BRIEF.
Provide nothing but the number of lines containing the string "type".

LISTED ENTRIES.
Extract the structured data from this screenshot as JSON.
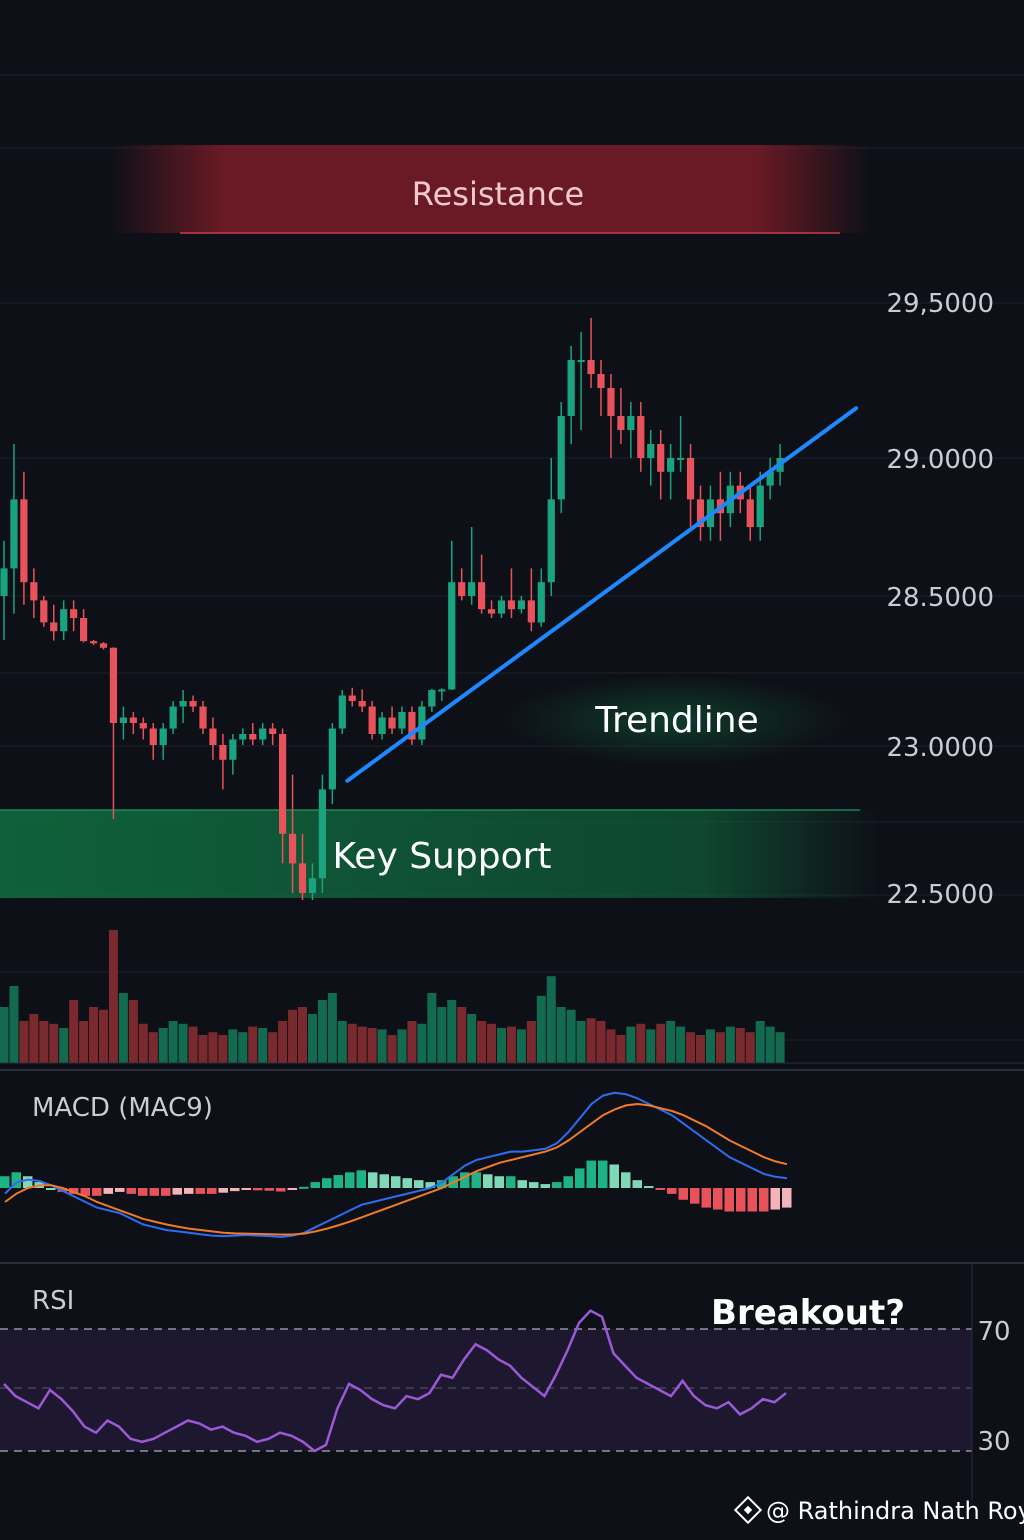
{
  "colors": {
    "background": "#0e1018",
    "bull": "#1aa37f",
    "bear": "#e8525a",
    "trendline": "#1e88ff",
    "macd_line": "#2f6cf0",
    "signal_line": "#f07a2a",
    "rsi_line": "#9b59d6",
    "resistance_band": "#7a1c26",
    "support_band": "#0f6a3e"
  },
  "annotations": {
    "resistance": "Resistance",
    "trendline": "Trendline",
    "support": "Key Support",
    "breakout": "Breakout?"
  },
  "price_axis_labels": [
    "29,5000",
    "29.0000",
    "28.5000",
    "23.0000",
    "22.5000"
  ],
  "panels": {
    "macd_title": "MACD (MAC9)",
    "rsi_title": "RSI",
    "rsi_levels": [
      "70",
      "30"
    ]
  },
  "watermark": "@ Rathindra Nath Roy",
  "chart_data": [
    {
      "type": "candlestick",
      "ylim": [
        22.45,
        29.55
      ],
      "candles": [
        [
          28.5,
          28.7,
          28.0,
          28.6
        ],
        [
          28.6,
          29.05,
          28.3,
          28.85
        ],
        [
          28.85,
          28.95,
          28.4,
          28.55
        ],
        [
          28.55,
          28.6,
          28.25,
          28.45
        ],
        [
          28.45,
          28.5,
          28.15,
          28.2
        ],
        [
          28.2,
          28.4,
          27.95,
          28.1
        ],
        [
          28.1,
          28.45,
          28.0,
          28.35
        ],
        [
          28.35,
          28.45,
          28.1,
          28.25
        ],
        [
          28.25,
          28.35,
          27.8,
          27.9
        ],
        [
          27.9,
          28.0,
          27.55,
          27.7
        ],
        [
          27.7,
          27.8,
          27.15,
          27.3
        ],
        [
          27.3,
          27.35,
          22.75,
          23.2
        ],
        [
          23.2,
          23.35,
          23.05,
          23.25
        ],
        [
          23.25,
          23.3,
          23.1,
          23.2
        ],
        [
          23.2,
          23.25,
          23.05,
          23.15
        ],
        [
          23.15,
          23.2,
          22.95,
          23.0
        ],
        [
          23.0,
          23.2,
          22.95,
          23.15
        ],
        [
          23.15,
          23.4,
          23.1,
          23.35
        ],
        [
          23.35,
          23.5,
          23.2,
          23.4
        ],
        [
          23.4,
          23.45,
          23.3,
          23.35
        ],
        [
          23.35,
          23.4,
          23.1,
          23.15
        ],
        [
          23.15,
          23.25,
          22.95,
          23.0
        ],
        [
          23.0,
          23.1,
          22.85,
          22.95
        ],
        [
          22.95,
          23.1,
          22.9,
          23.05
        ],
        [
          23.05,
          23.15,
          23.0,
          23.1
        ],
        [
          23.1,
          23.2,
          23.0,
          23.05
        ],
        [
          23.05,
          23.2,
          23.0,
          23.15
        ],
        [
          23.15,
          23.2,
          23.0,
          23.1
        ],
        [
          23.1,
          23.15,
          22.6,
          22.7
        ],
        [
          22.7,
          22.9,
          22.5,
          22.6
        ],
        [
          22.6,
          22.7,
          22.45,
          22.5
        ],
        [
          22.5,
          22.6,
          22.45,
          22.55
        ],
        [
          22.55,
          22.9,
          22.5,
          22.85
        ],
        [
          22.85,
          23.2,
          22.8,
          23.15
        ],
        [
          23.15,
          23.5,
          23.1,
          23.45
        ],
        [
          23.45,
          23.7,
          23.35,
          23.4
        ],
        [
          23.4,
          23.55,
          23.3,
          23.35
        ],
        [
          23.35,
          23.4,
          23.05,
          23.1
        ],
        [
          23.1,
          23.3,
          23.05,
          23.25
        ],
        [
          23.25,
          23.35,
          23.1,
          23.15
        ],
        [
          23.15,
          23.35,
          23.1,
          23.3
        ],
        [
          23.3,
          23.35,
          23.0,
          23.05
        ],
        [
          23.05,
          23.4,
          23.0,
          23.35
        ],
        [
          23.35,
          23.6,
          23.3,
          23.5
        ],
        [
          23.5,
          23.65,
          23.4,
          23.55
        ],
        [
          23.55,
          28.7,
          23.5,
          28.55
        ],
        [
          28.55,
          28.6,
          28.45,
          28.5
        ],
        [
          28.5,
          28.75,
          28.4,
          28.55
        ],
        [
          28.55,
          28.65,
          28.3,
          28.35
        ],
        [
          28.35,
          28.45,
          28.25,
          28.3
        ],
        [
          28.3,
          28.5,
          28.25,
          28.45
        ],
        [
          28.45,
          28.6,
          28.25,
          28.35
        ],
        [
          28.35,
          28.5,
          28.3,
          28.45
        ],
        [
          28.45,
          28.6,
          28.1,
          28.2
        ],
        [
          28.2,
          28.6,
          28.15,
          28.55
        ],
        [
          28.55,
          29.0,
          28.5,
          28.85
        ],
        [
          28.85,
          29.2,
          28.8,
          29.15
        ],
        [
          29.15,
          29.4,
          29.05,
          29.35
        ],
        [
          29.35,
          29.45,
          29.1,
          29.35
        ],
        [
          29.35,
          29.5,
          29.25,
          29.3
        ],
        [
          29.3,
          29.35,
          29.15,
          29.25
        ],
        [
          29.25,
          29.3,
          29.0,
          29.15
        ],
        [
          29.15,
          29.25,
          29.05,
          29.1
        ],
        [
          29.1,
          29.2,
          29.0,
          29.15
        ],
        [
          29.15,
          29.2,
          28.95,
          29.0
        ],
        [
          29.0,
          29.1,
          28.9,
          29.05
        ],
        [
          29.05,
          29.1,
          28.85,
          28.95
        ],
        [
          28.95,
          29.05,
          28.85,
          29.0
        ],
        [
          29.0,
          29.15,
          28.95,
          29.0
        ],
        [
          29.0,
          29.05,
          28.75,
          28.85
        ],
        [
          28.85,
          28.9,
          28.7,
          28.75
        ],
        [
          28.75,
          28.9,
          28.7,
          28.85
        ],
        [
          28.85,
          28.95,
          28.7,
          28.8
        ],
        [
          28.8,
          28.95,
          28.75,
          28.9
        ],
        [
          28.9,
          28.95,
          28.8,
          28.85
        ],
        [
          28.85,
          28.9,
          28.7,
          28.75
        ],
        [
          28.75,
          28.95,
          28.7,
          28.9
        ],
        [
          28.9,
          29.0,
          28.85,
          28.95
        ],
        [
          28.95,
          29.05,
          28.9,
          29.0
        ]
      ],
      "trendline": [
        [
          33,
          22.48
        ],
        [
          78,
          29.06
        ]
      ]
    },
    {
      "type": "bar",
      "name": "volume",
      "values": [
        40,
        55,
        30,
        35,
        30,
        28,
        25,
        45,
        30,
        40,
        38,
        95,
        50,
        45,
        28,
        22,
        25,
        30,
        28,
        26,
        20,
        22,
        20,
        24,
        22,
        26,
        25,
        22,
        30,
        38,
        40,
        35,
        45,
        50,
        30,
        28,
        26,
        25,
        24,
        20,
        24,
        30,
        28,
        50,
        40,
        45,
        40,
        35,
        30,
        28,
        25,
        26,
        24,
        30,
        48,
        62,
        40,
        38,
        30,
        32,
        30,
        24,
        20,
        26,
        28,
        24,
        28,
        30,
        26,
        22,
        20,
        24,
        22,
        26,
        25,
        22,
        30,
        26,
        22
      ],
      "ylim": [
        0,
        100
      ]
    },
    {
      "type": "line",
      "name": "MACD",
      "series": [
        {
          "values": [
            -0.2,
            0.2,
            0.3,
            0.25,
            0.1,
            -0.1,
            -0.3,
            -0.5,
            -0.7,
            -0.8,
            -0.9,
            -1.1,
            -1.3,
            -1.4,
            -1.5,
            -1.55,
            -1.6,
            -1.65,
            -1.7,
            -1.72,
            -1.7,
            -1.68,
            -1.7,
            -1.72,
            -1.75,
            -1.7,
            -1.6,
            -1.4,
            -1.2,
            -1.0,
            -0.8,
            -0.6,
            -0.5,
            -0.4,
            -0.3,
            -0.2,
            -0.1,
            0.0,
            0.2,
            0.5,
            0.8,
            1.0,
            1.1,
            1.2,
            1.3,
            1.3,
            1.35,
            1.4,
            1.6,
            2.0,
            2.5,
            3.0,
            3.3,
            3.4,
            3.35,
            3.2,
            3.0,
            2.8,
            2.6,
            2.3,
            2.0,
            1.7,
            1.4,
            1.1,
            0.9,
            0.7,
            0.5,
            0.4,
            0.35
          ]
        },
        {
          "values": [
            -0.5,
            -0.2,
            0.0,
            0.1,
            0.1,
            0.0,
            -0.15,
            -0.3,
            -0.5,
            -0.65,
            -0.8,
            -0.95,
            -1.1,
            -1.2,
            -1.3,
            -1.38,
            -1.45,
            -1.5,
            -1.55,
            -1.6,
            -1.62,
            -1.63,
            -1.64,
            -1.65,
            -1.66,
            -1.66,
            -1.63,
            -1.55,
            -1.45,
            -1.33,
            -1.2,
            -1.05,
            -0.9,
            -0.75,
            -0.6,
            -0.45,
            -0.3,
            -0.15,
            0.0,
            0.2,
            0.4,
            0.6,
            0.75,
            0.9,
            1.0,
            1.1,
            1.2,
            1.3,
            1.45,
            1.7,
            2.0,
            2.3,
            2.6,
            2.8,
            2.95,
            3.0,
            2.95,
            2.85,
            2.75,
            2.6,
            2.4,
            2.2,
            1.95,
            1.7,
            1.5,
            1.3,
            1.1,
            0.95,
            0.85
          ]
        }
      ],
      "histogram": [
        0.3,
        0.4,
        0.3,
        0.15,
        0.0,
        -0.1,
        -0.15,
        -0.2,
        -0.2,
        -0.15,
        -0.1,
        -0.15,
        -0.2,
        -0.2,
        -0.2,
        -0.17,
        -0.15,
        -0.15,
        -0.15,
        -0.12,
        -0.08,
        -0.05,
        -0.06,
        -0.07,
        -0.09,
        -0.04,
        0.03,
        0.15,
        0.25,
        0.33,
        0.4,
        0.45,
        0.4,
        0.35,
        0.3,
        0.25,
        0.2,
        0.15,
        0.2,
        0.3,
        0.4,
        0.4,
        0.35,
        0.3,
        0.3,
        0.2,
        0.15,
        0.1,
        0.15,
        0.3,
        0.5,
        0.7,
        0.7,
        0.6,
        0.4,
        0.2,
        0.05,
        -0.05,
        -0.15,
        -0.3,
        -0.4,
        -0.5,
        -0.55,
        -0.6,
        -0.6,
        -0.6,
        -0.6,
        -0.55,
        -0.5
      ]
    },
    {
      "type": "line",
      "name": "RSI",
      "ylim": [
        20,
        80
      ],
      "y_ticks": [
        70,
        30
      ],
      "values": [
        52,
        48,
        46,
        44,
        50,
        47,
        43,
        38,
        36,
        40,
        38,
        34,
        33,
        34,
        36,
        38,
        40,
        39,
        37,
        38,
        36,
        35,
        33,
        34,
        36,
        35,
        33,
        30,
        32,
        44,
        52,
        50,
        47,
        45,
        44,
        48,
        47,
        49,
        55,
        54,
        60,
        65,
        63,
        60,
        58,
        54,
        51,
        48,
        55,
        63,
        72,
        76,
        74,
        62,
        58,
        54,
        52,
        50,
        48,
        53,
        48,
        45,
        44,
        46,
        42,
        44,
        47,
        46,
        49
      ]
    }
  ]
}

RESULT OF THE TASK.
4